>>

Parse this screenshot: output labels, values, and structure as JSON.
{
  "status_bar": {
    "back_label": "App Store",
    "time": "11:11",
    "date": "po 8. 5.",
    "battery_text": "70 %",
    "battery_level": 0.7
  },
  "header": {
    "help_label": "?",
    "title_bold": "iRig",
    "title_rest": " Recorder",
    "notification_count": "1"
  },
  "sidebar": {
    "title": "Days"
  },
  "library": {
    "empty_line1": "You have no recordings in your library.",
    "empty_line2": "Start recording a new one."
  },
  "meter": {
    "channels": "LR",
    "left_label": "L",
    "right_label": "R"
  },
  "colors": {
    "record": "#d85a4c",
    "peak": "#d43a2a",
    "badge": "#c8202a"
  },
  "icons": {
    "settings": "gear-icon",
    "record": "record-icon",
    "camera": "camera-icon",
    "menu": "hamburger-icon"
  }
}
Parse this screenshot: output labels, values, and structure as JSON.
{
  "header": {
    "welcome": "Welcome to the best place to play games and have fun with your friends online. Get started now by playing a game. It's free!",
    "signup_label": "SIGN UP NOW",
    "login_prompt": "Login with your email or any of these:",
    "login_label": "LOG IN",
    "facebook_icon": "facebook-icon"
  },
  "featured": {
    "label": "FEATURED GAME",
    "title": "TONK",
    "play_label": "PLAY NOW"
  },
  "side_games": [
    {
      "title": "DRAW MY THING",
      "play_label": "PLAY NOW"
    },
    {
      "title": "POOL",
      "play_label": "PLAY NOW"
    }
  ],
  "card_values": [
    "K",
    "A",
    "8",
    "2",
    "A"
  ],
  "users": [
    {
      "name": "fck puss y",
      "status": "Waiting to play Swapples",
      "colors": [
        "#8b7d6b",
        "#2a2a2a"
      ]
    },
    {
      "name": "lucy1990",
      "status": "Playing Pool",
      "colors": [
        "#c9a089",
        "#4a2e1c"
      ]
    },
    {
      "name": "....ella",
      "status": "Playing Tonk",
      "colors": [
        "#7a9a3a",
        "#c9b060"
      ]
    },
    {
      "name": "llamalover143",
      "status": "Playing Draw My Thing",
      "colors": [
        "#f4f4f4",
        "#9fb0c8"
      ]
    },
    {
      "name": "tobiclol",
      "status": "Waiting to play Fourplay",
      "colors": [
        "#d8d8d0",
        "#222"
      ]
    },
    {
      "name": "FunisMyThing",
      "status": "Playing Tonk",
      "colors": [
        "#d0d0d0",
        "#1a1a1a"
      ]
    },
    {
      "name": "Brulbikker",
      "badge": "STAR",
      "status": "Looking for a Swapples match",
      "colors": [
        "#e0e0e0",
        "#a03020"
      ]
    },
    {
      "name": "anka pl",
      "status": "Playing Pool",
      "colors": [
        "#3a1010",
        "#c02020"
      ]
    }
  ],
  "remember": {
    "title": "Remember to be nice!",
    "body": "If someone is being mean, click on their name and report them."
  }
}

<<

Gather and copy every line of the data in which the string "library" is found.

  "library": {
    "empty_line1": "You have no recordings in your library.",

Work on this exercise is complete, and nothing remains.